Data listing:
================

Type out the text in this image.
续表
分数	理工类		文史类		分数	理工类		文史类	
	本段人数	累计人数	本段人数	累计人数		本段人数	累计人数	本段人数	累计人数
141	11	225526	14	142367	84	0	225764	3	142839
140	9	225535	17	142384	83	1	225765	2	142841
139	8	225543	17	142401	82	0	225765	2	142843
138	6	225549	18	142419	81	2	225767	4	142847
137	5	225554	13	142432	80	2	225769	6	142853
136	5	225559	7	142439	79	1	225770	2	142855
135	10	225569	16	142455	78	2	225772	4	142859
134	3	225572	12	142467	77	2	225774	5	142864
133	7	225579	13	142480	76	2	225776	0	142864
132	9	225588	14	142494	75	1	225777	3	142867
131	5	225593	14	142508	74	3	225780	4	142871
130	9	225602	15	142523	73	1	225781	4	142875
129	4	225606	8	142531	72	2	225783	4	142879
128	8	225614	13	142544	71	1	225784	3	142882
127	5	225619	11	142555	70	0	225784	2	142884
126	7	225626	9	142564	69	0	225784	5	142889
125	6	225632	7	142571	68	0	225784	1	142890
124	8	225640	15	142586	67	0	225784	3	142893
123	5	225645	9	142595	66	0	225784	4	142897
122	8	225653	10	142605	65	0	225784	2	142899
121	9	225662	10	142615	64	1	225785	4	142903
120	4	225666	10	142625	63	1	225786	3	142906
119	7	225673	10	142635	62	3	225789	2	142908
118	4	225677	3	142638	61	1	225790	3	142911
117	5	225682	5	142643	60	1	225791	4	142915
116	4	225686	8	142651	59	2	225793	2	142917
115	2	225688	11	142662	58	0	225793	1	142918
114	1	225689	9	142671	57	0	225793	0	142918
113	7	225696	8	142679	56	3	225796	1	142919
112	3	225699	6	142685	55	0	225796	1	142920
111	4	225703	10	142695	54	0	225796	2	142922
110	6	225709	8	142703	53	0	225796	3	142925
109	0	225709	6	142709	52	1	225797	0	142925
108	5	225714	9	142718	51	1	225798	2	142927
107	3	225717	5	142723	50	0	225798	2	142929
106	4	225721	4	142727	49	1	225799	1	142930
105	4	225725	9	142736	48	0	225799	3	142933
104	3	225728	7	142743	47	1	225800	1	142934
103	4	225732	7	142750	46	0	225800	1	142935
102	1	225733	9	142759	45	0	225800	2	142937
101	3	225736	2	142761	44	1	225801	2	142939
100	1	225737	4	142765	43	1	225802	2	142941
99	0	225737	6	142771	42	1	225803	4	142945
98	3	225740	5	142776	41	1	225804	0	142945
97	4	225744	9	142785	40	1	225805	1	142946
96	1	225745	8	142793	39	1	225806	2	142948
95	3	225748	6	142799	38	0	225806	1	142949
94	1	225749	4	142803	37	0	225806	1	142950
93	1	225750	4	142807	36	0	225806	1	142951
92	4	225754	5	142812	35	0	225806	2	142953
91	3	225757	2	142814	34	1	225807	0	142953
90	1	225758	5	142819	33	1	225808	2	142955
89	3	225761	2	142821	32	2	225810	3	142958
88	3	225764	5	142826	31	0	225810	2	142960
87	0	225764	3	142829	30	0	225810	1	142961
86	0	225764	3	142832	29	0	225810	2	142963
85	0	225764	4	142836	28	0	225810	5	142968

================

Every entry needs to be retyped exactly.

Written response:
Type out the text in this image.
续表
分数	理工类		文史类		分数	理工类		文史类	
	本段人数	累计人数	本段人数	累计人数		本段人数	累计人数	本段人数	累计人数
141	11	225526	14	142367	84	0	225764	3	142839
140	9	225535	17	142384	83	1	225765	2	142841
139	8	225543	17	142401	82	0	225765	2	142843
138	6	225549	18	142419	81	2	225767	4	142847
137	5	225554	13	142432	80	2	225769	6	142853
136	5	225559	7	142439	79	1	225770	2	142855
135	10	225569	16	142455	78	2	225772	4	142859
134	3	225572	12	142467	77	2	225774	5	142864
133	7	225579	13	142480	76	2	225776	0	142864
132	9	225588	14	142494	75	1	225777	3	142867
131	5	225593	14	142508	74	3	225780	4	142871
130	9	225602	15	142523	73	1	225781	4	142875
129	4	225606	8	142531	72	2	225783	4	142879
128	8	225614	13	142544	71	1	225784	3	142882
127	5	225619	11	142555	70	0	225784	2	142884
126	7	225626	9	142564	69	0	225784	5	142889
125	6	225632	7	142571	68	0	225784	1	142890
124	8	225640	15	142586	67	0	225784	3	142893
123	5	225645	9	142595	66	0	225784	4	142897
122	8	225653	10	142605	65	0	225784	2	142899
121	9	225662	10	142615	64	1	225785	4	142903
120	4	225666	10	142625	63	1	225786	3	142906
119	7	225673	10	142635	62	3	225789	2	142908
118	4	225677	3	142638	61	1	225790	3	142911
117	5	225682	5	142643	60	1	225791	4	142915
116	4	225686	8	142651	59	2	225793	2	142917
115	2	225688	11	142662	58	0	225793	1	142918
114	1	225689	9	142671	57	0	225793	0	142918
113	7	225696	8	142679	56	3	225796	1	142919
112	3	225699	6	142685	55	0	225796	1	142920
111	4	225703	10	142695	54	0	225796	2	142922
110	6	225709	8	142703	53	0	225796	3	142925
109	0	225709	6	142709	52	1	225797	0	142925
108	5	225714	9	142718	51	1	225798	2	142927
107	3	225717	5	142723	50	0	225798	2	142929
106	4	225721	4	142727	49	1	225799	1	142930
105	4	225725	9	142736	48	0	225799	3	142933
104	3	225728	7	142743	47	1	225800	1	142934
103	4	225732	7	142750	46	0	225800	1	142935
102	1	225733	9	142759	45	0	225800	2	142937
101	3	225736	2	142761	44	1	225801	2	142939
100	1	225737	4	142765	43	1	225802	2	142941
99	0	225737	6	142771	42	1	225803	4	142945
98	3	225740	5	142776	41	1	225804	0	142945
97	4	225744	9	142785	40	1	225805	1	142946
96	1	225745	8	142793	39	1	225806	2	142948
95	3	225748	6	142799	38	0	225806	1	142949
94	1	225749	4	142803	37	0	225806	1	142950
93	1	225750	4	142807	36	0	225806	1	142951
92	4	225754	5	142812	35	0	225806	2	142953
91	3	225757	2	142814	34	1	225807	0	142953
90	1	225758	5	142819	33	1	225808	2	142955
89	3	225761	2	142821	32	2	225810	3	142958
88	3	225764	5	142826	31	0	225810	2	142960
87	0	225764	3	142829	30	0	225810	1	142961
86	0	225764	3	142832	29	0	225810	2	142963
85	0	225764	4	142836	28	0	225810	5	142968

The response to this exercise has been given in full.